◆ What you have to do ◆
Identify all lines in the data containing the string "общественной". Copy them out.

◆ Dataset entries ◆
====
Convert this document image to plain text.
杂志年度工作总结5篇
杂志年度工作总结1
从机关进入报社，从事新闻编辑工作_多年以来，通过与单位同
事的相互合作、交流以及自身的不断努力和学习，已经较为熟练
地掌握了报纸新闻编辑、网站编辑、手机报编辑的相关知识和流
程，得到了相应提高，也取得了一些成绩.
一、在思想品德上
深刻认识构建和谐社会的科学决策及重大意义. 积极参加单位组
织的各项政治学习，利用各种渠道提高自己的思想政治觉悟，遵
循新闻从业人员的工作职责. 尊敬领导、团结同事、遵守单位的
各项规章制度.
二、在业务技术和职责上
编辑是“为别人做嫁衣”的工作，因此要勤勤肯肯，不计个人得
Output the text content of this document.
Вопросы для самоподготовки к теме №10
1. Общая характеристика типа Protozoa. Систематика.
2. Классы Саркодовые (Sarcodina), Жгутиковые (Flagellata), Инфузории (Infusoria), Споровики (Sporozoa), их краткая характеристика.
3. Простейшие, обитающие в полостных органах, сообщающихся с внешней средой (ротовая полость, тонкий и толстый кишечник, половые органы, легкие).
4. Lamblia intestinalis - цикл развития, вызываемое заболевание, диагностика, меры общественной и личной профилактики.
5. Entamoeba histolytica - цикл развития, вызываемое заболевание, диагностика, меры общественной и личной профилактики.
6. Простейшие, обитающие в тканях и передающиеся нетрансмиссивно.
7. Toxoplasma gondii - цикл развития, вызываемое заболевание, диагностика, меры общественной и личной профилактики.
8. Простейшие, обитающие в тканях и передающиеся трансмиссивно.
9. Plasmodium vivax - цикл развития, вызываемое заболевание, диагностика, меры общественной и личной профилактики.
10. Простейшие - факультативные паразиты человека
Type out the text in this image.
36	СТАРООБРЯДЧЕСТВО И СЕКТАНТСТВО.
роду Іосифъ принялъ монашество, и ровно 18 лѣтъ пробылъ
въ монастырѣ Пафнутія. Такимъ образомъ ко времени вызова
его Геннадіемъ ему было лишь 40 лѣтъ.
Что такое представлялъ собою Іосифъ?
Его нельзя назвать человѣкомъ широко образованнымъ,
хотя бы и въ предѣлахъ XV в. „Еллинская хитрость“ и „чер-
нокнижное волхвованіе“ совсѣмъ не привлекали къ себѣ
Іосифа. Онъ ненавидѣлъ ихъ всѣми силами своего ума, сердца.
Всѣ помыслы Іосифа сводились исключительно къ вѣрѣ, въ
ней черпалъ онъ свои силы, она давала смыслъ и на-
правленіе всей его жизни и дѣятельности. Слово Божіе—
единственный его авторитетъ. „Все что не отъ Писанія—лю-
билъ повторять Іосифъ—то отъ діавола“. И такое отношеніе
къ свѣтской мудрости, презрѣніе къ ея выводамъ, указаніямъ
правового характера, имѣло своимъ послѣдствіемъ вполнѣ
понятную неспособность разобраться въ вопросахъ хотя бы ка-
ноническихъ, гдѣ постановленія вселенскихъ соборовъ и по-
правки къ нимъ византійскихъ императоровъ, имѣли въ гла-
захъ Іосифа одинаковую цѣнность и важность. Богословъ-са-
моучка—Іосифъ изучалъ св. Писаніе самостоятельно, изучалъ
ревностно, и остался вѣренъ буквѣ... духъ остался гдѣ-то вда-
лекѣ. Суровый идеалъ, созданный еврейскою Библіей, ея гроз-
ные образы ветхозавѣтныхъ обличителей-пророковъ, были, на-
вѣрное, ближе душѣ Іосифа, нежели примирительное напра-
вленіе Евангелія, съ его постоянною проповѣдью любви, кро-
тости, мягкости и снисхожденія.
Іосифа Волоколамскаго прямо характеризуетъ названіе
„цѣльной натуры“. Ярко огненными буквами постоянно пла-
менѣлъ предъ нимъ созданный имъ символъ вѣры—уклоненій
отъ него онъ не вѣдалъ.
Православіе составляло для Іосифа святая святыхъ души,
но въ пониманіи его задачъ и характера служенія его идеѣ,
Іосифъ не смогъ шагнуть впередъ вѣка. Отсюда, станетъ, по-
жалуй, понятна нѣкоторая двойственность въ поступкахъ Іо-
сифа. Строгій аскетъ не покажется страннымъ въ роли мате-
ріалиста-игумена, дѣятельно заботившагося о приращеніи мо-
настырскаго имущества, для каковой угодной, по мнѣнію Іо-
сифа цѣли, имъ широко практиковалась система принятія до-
====
◆ Task result ◆
4. Lamblia intestinalis - цикл развития, вызываемое заболевание, диагностика, меры общественной и личной профилактики.
5. Entamoeba histolytica - цикл развития, вызываемое заболевание, диагностика, меры общественной и личной профилактики.
7. Toxoplasma gondii - цикл развития, вызываемое заболевание, диагностика, меры общественной и личной профилактики.
9. Plasmodium vivax - цикл развития, вызываемое заболевание, диагностика, меры общественной и личной профилактики.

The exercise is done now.